> _Exercise aim_
Some lines in the listing below may include the string "from". How many are there? Give only the number.

** Begin Supplied material **

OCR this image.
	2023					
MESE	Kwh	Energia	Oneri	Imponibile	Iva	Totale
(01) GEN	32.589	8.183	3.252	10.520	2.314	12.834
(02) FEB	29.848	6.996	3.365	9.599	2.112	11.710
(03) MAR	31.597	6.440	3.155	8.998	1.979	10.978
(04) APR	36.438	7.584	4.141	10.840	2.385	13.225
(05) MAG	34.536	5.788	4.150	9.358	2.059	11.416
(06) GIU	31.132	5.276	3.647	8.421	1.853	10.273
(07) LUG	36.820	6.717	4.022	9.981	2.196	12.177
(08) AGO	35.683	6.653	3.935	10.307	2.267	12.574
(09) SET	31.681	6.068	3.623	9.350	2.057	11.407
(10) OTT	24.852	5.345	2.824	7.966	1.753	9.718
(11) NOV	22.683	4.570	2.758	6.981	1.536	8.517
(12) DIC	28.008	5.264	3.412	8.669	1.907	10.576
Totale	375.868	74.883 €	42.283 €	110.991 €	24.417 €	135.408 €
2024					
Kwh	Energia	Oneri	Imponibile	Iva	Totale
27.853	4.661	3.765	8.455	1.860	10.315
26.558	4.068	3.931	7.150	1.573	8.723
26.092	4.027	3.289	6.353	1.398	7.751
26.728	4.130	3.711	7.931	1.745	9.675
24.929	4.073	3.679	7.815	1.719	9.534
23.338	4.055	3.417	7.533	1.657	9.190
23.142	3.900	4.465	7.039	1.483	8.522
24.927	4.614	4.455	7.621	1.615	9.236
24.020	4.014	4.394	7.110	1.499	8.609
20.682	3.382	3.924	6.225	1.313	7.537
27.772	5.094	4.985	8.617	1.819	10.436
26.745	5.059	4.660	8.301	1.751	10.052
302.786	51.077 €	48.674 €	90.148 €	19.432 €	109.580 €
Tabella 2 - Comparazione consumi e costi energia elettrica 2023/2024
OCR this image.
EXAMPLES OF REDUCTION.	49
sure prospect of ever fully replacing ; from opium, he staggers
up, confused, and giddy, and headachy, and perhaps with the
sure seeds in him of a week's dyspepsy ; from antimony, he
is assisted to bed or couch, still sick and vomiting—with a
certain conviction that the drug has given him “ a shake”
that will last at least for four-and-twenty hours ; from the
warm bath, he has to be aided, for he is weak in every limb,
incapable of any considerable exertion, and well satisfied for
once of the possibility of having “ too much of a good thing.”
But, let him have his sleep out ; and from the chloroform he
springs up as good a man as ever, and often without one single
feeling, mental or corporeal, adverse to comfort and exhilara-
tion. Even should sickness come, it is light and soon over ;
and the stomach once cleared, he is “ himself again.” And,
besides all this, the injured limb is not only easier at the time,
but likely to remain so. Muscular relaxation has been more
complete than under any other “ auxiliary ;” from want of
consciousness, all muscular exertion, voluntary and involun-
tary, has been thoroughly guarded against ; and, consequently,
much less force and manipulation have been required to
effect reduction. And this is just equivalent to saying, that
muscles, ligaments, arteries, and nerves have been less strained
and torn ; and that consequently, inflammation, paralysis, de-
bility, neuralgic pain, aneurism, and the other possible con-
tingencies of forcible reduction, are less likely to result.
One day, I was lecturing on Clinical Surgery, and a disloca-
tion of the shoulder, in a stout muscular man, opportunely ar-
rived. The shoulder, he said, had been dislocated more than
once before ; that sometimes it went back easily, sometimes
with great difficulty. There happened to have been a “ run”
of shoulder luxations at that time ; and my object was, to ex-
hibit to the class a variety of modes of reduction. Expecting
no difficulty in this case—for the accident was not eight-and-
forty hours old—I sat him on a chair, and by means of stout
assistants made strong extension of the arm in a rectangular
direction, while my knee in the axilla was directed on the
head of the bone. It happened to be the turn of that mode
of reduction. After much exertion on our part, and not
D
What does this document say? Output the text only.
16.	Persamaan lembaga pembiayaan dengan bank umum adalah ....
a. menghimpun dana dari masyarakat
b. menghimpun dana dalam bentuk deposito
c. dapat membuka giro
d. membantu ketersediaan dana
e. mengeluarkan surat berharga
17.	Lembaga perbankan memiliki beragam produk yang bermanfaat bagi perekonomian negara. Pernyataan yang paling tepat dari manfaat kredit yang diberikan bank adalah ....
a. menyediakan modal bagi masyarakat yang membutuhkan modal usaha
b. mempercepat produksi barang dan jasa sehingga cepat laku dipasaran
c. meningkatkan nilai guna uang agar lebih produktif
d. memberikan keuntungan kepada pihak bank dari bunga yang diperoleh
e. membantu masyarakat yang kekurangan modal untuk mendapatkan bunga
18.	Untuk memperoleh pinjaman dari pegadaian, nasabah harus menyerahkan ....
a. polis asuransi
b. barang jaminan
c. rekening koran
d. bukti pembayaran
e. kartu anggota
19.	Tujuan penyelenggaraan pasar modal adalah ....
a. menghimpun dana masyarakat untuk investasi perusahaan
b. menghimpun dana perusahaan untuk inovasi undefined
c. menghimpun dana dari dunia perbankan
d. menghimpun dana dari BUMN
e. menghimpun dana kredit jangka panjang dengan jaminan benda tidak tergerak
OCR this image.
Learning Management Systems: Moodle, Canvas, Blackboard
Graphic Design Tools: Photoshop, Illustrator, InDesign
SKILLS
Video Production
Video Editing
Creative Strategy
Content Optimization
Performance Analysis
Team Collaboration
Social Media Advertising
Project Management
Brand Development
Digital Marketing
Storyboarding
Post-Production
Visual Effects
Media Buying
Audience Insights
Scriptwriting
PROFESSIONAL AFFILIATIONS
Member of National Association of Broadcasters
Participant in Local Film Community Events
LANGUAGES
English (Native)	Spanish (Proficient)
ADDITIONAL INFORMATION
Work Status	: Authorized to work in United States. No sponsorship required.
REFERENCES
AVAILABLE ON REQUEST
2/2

** End Supplied material **

> _Exercise answer_
5